◆ WORK INSTRUCTIONS
Reproduce the records exactly.

(Collected data entries)
>>>

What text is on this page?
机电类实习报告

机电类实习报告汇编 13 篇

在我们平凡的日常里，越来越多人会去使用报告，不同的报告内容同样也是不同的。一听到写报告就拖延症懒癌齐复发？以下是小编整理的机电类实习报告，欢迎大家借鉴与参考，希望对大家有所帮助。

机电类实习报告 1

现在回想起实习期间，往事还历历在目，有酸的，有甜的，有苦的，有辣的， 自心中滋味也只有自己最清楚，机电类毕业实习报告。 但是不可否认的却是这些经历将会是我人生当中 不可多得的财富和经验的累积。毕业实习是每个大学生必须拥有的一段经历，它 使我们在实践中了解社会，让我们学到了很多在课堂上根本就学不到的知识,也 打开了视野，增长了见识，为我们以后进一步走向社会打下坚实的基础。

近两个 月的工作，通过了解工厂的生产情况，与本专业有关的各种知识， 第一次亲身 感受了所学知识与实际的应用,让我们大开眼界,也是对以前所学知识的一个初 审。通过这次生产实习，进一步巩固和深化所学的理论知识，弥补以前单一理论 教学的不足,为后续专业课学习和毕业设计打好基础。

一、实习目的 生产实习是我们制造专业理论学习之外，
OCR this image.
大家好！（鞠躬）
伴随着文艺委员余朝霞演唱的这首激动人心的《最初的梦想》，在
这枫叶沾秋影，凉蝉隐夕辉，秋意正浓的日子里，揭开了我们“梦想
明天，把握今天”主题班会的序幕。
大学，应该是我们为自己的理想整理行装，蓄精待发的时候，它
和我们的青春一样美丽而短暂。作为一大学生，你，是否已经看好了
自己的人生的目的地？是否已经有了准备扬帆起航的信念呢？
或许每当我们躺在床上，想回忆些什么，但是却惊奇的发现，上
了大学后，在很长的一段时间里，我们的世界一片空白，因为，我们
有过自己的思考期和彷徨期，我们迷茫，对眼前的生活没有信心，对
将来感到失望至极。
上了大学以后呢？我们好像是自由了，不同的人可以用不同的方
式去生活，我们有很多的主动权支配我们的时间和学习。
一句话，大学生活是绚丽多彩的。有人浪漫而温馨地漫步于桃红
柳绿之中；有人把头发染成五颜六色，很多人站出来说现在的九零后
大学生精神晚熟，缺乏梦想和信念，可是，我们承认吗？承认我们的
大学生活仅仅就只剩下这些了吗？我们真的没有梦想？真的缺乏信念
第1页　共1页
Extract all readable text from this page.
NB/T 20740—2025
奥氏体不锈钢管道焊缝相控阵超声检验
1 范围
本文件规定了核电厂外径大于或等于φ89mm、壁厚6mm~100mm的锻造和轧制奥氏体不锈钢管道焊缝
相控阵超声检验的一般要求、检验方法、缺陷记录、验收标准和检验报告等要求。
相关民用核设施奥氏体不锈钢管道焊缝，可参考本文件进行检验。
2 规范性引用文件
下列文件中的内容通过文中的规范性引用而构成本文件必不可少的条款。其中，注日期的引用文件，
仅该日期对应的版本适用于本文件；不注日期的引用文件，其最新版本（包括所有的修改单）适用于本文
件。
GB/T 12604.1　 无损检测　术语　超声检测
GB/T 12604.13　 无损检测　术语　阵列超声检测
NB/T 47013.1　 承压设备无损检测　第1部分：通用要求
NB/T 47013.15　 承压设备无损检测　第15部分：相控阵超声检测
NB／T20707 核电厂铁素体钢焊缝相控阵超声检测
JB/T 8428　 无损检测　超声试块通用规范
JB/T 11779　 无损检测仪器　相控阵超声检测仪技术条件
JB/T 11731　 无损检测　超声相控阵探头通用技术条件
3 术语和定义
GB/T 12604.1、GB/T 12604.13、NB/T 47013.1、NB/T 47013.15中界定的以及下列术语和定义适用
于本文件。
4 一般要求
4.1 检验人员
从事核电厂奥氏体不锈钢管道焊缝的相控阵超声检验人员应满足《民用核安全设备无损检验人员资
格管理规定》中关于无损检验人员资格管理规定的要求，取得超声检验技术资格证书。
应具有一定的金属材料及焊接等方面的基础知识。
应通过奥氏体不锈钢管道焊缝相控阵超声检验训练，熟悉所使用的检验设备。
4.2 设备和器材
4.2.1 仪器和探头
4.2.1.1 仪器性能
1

<<<

◆ RESULT FOR THIS TASK
What text is on this page?
机电类实习报告

机电类实习报告汇编 13 篇

在我们平凡的日常里，越来越多人会去使用报告，不同的报告内容同样也是不同的。一听到写报告就拖延症懒癌齐复发？以下是小编整理的机电类实习报告，欢迎大家借鉴与参考，希望对大家有所帮助。

机电类实习报告 1

现在回想起实习期间，往事还历历在目，有酸的，有甜的，有苦的，有辣的， 自心中滋味也只有自己最清楚，机电类毕业实习报告。 但是不可否认的却是这些经历将会是我人生当中 不可多得的财富和经验的累积。毕业实习是每个大学生必须拥有的一段经历，它 使我们在实践中了解社会，让我们学到了很多在课堂上根本就学不到的知识,也 打开了视野，增长了见识，为我们以后进一步走向社会打下坚实的基础。

近两个 月的工作，通过了解工厂的生产情况，与本专业有关的各种知识， 第一次亲身 感受了所学知识与实际的应用,让我们大开眼界,也是对以前所学知识的一个初 审。通过这次生产实习，进一步巩固和深化所学的理论知识，弥补以前单一理论 教学的不足,为后续专业课学习和毕业设计打好基础。

一、实习目的 生产实习是我们制造专业理论学习之外，
OCR this image.
大家好！（鞠躬）
伴随着文艺委员余朝霞演唱的这首激动人心的《最初的梦想》，在
这枫叶沾秋影，凉蝉隐夕辉，秋意正浓的日子里，揭开了我们“梦想
明天，把握今天”主题班会的序幕。
大学，应该是我们为自己的理想整理行装，蓄精待发的时候，它
和我们的青春一样美丽而短暂。作为一大学生，你，是否已经看好了
自己的人生的目的地？是否已经有了准备扬帆起航的信念呢？
或许每当我们躺在床上，想回忆些什么，但是却惊奇的发现，上
了大学后，在很长的一段时间里，我们的世界一片空白，因为，我们
有过自己的思考期和彷徨期，我们迷茫，对眼前的生活没有信心，对
将来感到失望至极。
上了大学以后呢？我们好像是自由了，不同的人可以用不同的方
式去生活，我们有很多的主动权支配我们的时间和学习。
一句话，大学生活是绚丽多彩的。有人浪漫而温馨地漫步于桃红
柳绿之中；有人把头发染成五颜六色，很多人站出来说现在的九零后
大学生精神晚熟，缺乏梦想和信念，可是，我们承认吗？承认我们的
大学生活仅仅就只剩下这些了吗？我们真的没有梦想？真的缺乏信念
第1页　共1页
Extract all readable text from this page.
NB/T 20740—2025
奥氏体不锈钢管道焊缝相控阵超声检验
1 范围
本文件规定了核电厂外径大于或等于φ89mm、壁厚6mm~100mm的锻造和轧制奥氏体不锈钢管道焊缝
相控阵超声检验的一般要求、检验方法、缺陷记录、验收标准和检验报告等要求。
相关民用核设施奥氏体不锈钢管道焊缝，可参考本文件进行检验。
2 规范性引用文件
下列文件中的内容通过文中的规范性引用而构成本文件必不可少的条款。其中，注日期的引用文件，
仅该日期对应的版本适用于本文件；不注日期的引用文件，其最新版本（包括所有的修改单）适用于本文
件。
GB/T 12604.1　 无损检测　术语　超声检测
GB/T 12604.13　 无损检测　术语　阵列超声检测
NB/T 47013.1　 承压设备无损检测　第1部分：通用要求
NB/T 47013.15　 承压设备无损检测　第15部分：相控阵超声检测
NB／T20707 核电厂铁素体钢焊缝相控阵超声检测
JB/T 8428　 无损检测　超声试块通用规范
JB/T 11779　 无损检测仪器　相控阵超声检测仪技术条件
JB/T 11731　 无损检测　超声相控阵探头通用技术条件
3 术语和定义
GB/T 12604.1、GB/T 12604.13、NB/T 47013.1、NB/T 47013.15中界定的以及下列术语和定义适用
于本文件。
4 一般要求
4.1 检验人员
从事核电厂奥氏体不锈钢管道焊缝的相控阵超声检验人员应满足《民用核安全设备无损检验人员资
格管理规定》中关于无损检验人员资格管理规定的要求，取得超声检验技术资格证书。
应具有一定的金属材料及焊接等方面的基础知识。
应通过奥氏体不锈钢管道焊缝相控阵超声检验训练，熟悉所使用的检验设备。
4.2 设备和器材
4.2.1 仪器和探头
4.2.1.1 仪器性能
1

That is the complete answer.